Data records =
┌──
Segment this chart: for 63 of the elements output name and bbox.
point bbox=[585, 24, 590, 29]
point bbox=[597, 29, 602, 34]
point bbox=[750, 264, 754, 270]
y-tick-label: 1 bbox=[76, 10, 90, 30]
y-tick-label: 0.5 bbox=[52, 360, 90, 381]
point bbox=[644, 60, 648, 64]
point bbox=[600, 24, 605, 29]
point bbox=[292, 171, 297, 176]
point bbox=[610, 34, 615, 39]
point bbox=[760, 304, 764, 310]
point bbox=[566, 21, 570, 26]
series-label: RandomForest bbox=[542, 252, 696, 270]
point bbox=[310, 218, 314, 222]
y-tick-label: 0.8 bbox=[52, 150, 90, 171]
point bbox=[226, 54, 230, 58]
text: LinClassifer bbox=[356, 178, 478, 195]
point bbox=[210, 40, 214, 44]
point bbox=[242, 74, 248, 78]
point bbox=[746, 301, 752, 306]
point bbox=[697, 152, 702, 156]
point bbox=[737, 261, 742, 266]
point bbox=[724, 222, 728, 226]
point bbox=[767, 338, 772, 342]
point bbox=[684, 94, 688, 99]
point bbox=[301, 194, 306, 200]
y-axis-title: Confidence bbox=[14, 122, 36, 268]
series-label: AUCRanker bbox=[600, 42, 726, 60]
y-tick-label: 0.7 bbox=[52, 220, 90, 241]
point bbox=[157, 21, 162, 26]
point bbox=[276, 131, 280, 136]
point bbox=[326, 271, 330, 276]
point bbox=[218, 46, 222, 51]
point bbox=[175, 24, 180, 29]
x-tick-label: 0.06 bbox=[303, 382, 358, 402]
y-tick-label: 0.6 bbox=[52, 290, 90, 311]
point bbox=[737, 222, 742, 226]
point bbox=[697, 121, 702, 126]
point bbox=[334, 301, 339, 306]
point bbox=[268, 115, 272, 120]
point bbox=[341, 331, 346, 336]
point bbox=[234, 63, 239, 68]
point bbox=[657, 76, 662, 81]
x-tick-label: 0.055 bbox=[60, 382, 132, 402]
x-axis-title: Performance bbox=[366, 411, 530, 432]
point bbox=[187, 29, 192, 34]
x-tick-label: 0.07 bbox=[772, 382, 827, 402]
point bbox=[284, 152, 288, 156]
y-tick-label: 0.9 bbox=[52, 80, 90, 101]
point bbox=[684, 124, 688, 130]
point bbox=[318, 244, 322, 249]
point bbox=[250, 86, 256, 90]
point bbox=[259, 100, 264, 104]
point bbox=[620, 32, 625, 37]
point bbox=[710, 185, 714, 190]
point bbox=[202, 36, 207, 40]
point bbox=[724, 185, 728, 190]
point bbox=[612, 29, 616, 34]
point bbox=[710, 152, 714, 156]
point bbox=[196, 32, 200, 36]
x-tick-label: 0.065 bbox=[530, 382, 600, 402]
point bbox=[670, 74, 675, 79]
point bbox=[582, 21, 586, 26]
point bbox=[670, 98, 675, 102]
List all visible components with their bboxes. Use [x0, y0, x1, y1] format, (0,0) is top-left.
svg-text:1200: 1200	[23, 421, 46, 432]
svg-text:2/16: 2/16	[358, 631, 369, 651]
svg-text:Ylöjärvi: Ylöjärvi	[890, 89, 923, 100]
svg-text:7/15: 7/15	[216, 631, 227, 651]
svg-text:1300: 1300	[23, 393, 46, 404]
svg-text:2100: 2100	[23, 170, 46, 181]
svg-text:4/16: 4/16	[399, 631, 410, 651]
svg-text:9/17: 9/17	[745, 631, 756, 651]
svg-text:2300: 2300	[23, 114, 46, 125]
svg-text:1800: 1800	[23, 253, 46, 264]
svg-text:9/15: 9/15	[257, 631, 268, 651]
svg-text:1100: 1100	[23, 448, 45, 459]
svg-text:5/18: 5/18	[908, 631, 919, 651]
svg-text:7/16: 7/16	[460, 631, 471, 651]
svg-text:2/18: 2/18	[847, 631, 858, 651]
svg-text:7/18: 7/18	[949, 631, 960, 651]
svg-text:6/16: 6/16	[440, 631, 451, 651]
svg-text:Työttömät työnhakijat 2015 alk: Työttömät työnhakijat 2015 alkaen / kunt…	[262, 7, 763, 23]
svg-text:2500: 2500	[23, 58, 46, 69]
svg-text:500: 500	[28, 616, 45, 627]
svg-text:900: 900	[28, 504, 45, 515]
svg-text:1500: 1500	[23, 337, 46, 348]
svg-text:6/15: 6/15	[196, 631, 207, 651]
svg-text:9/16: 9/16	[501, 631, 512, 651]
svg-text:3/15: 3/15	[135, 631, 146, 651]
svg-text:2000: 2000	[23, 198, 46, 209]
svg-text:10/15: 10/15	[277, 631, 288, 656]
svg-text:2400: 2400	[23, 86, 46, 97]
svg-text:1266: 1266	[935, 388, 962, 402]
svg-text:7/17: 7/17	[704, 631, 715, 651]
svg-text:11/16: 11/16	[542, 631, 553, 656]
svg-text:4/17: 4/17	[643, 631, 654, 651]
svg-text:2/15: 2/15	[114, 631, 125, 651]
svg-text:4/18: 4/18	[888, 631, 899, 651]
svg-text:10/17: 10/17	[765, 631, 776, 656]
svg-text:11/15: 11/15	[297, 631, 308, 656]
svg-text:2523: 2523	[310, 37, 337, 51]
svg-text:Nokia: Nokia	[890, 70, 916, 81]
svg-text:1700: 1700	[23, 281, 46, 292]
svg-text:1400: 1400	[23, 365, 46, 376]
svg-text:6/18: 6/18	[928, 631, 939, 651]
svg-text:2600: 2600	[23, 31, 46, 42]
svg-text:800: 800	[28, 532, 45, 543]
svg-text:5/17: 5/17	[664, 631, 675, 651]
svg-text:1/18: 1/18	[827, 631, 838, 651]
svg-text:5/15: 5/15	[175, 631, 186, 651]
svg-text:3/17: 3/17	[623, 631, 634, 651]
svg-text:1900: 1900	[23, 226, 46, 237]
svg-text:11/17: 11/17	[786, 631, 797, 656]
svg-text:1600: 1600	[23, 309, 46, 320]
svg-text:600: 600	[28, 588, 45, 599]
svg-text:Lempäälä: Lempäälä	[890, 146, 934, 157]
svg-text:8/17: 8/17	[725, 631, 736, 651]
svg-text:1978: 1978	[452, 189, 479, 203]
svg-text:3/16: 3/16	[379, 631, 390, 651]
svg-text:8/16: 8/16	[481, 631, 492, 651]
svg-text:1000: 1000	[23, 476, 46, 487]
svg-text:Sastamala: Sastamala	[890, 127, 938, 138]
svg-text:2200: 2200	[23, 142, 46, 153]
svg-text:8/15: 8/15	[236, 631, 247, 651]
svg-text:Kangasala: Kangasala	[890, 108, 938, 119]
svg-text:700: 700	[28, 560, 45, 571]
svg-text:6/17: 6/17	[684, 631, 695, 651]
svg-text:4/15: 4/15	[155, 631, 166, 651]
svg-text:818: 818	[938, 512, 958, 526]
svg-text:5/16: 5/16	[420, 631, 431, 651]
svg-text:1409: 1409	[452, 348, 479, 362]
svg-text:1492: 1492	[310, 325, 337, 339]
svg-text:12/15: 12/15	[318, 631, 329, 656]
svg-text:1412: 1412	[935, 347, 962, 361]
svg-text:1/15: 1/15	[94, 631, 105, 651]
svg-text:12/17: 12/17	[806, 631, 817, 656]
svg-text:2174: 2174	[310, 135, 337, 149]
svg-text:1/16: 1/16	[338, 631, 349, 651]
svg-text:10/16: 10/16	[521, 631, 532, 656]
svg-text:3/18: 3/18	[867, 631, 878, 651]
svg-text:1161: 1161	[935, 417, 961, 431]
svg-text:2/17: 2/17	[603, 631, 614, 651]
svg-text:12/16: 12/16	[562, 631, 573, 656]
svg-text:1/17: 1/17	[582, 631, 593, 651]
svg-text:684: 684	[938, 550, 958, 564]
└──
Problem to solve =
Repeat the stretch of lines above that opens with the first line and closes with the line containing "point bbox=[760, 304, 764, 310]", including both of those lines.

Solution below =
Segment this chart: for 63 of the elements output name and bbox.
point bbox=[585, 24, 590, 29]
point bbox=[597, 29, 602, 34]
point bbox=[750, 264, 754, 270]
y-tick-label: 1 bbox=[76, 10, 90, 30]
y-tick-label: 0.5 bbox=[52, 360, 90, 381]
point bbox=[644, 60, 648, 64]
point bbox=[600, 24, 605, 29]
point bbox=[292, 171, 297, 176]
point bbox=[610, 34, 615, 39]
point bbox=[760, 304, 764, 310]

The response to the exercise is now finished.